* SHORT EXERCISE
Set down all of the entries word for word, omitting the images they contain.
########################################
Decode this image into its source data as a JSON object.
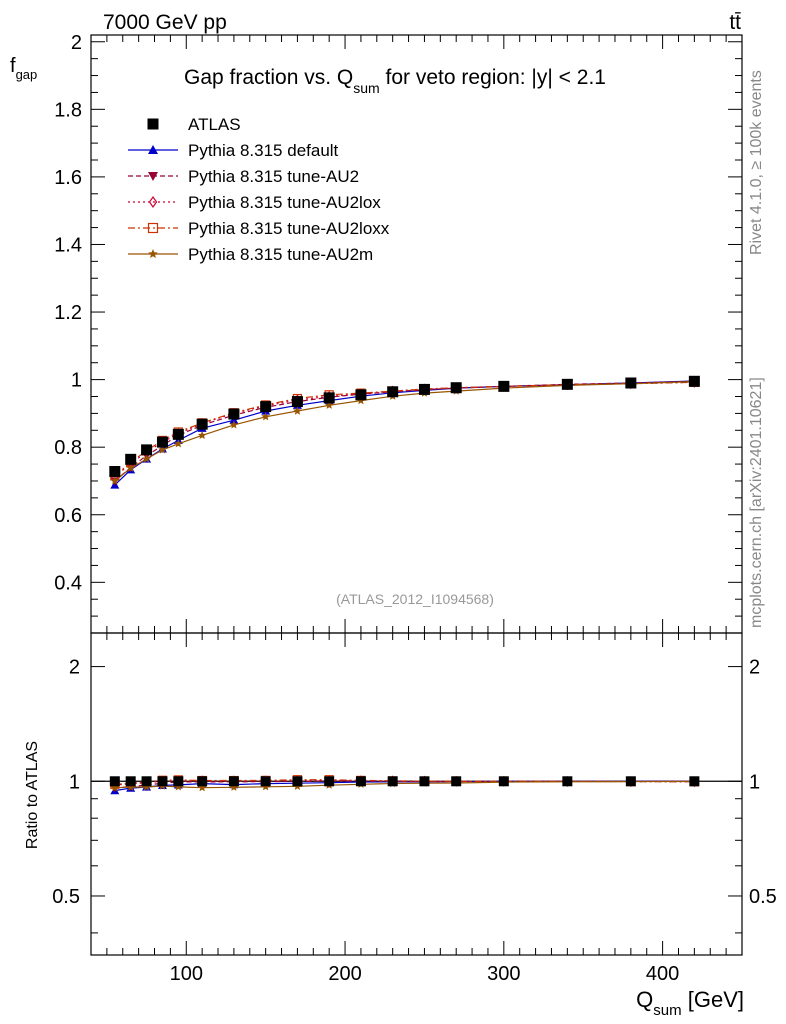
{
  "header": {
    "energy_label": "7000 GeV pp",
    "process_label": "tt̄",
    "title_prefix": "Gap fraction vs. Q",
    "title_sub": "sum",
    "title_suffix": " for veto region: |y| < 2.1",
    "watermark": "(ATLAS_2012_I1094568)",
    "side_rivet": "Rivet 4.1.0, ≥ 100k events",
    "side_mcplots": "mcplots.cern.ch [arXiv:2401.10621]"
  },
  "axes": {
    "ylabel_main": "f",
    "ylabel_main_sub": "gap",
    "ylabel_ratio": "Ratio to ATLAS",
    "xlabel": "Q",
    "xlabel_sub": "sum",
    "xlabel_unit": " [GeV]"
  },
  "chart_data": {
    "type": "line",
    "title": "Gap fraction vs. Qsum for veto region: |y| < 2.1",
    "xlabel": "Qsum [GeV]",
    "ylabel": "f_gap",
    "xlim": [
      40,
      450
    ],
    "ylim": [
      0.25,
      2.02
    ],
    "ratio_ylim": [
      0.35,
      2.45
    ],
    "x_ticks": [
      100,
      200,
      300,
      400
    ],
    "y_ticks": [
      "0.4",
      "0.6",
      "0.8",
      "1",
      "1.2",
      "1.4",
      "1.6",
      "1.8",
      "2"
    ],
    "ratio_ticks": [
      "0.5",
      "1",
      "2"
    ],
    "x": [
      55,
      65,
      75,
      85,
      95,
      110,
      130,
      150,
      170,
      190,
      210,
      230,
      250,
      270,
      300,
      340,
      380,
      420
    ],
    "series": [
      {
        "name": "ATLAS",
        "color": "#000000",
        "marker": "square-filled",
        "style": "data",
        "values": [
          0.728,
          0.764,
          0.792,
          0.815,
          0.838,
          0.868,
          0.898,
          0.92,
          0.935,
          0.946,
          0.955,
          0.964,
          0.971,
          0.976,
          0.98,
          0.986,
          0.99,
          0.995
        ]
      },
      {
        "name": "Pythia 8.315 default",
        "color": "#0000cc",
        "marker": "triangle-up-filled",
        "style": "solid",
        "values": [
          0.688,
          0.733,
          0.765,
          0.795,
          0.82,
          0.856,
          0.88,
          0.907,
          0.924,
          0.938,
          0.951,
          0.961,
          0.968,
          0.975,
          0.98,
          0.985,
          0.99,
          0.996
        ]
      },
      {
        "name": "Pythia 8.315 tune-AU2",
        "color": "#990033",
        "marker": "triangle-down-filled",
        "style": "dashed",
        "values": [
          0.7,
          0.74,
          0.775,
          0.805,
          0.835,
          0.865,
          0.895,
          0.918,
          0.935,
          0.948,
          0.957,
          0.964,
          0.97,
          0.975,
          0.98,
          0.986,
          0.99,
          0.995
        ]
      },
      {
        "name": "Pythia 8.315 tune-AU2lox",
        "color": "#cc0033",
        "marker": "diamond-open",
        "style": "dotted",
        "values": [
          0.712,
          0.752,
          0.785,
          0.815,
          0.84,
          0.87,
          0.9,
          0.922,
          0.94,
          0.95,
          0.958,
          0.966,
          0.972,
          0.976,
          0.98,
          0.985,
          0.988,
          0.992
        ]
      },
      {
        "name": "Pythia 8.315 tune-AU2loxx",
        "color": "#cc3300",
        "marker": "square-open",
        "style": "dashdot",
        "values": [
          0.715,
          0.755,
          0.79,
          0.82,
          0.845,
          0.872,
          0.902,
          0.925,
          0.944,
          0.955,
          0.96,
          0.966,
          0.972,
          0.976,
          0.98,
          0.985,
          0.988,
          0.992
        ]
      },
      {
        "name": "Pythia 8.315 tune-AU2m",
        "color": "#995500",
        "marker": "star",
        "style": "solid",
        "values": [
          0.7,
          0.738,
          0.765,
          0.792,
          0.81,
          0.835,
          0.866,
          0.89,
          0.907,
          0.924,
          0.938,
          0.951,
          0.96,
          0.966,
          0.975,
          0.983,
          0.988,
          0.994
        ]
      }
    ]
  }
}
########################################
* SOLUTION FOR THIS PROBLEM
Decode this image into its source data as a JSON object.
{
  "header": {
    "energy_label": "7000 GeV pp",
    "process_label": "tt̄",
    "title_prefix": "Gap fraction vs. Q",
    "title_sub": "sum",
    "title_suffix": " for veto region: |y| < 2.1",
    "watermark": "(ATLAS_2012_I1094568)",
    "side_rivet": "Rivet 4.1.0, ≥ 100k events",
    "side_mcplots": "mcplots.cern.ch [arXiv:2401.10621]"
  },
  "axes": {
    "ylabel_main": "f",
    "ylabel_main_sub": "gap",
    "ylabel_ratio": "Ratio to ATLAS",
    "xlabel": "Q",
    "xlabel_sub": "sum",
    "xlabel_unit": " [GeV]"
  },
  "chart_data": {
    "type": "line",
    "title": "Gap fraction vs. Qsum for veto region: |y| < 2.1",
    "xlabel": "Qsum [GeV]",
    "ylabel": "f_gap",
    "xlim": [
      40,
      450
    ],
    "ylim": [
      0.25,
      2.02
    ],
    "ratio_ylim": [
      0.35,
      2.45
    ],
    "x_ticks": [
      100,
      200,
      300,
      400
    ],
    "y_ticks": [
      "0.4",
      "0.6",
      "0.8",
      "1",
      "1.2",
      "1.4",
      "1.6",
      "1.8",
      "2"
    ],
    "ratio_ticks": [
      "0.5",
      "1",
      "2"
    ],
    "x": [
      55,
      65,
      75,
      85,
      95,
      110,
      130,
      150,
      170,
      190,
      210,
      230,
      250,
      270,
      300,
      340,
      380,
      420
    ],
    "series": [
      {
        "name": "ATLAS",
        "color": "#000000",
        "marker": "square-filled",
        "style": "data",
        "values": [
          0.728,
          0.764,
          0.792,
          0.815,
          0.838,
          0.868,
          0.898,
          0.92,
          0.935,
          0.946,
          0.955,
          0.964,
          0.971,
          0.976,
          0.98,
          0.986,
          0.99,
          0.995
        ]
      },
      {
        "name": "Pythia 8.315 default",
        "color": "#0000cc",
        "marker": "triangle-up-filled",
        "style": "solid",
        "values": [
          0.688,
          0.733,
          0.765,
          0.795,
          0.82,
          0.856,
          0.88,
          0.907,
          0.924,
          0.938,
          0.951,
          0.961,
          0.968,
          0.975,
          0.98,
          0.985,
          0.99,
          0.996
        ]
      },
      {
        "name": "Pythia 8.315 tune-AU2",
        "color": "#990033",
        "marker": "triangle-down-filled",
        "style": "dashed",
        "values": [
          0.7,
          0.74,
          0.775,
          0.805,
          0.835,
          0.865,
          0.895,
          0.918,
          0.935,
          0.948,
          0.957,
          0.964,
          0.97,
          0.975,
          0.98,
          0.986,
          0.99,
          0.995
        ]
      },
      {
        "name": "Pythia 8.315 tune-AU2lox",
        "color": "#cc0033",
        "marker": "diamond-open",
        "style": "dotted",
        "values": [
          0.712,
          0.752,
          0.785,
          0.815,
          0.84,
          0.87,
          0.9,
          0.922,
          0.94,
          0.95,
          0.958,
          0.966,
          0.972,
          0.976,
          0.98,
          0.985,
          0.988,
          0.992
        ]
      },
      {
        "name": "Pythia 8.315 tune-AU2loxx",
        "color": "#cc3300",
        "marker": "square-open",
        "style": "dashdot",
        "values": [
          0.715,
          0.755,
          0.79,
          0.82,
          0.845,
          0.872,
          0.902,
          0.925,
          0.944,
          0.955,
          0.96,
          0.966,
          0.972,
          0.976,
          0.98,
          0.985,
          0.988,
          0.992
        ]
      },
      {
        "name": "Pythia 8.315 tune-AU2m",
        "color": "#995500",
        "marker": "star",
        "style": "solid",
        "values": [
          0.7,
          0.738,
          0.765,
          0.792,
          0.81,
          0.835,
          0.866,
          0.89,
          0.907,
          0.924,
          0.938,
          0.951,
          0.96,
          0.966,
          0.975,
          0.983,
          0.988,
          0.994
        ]
      }
    ]
  }
}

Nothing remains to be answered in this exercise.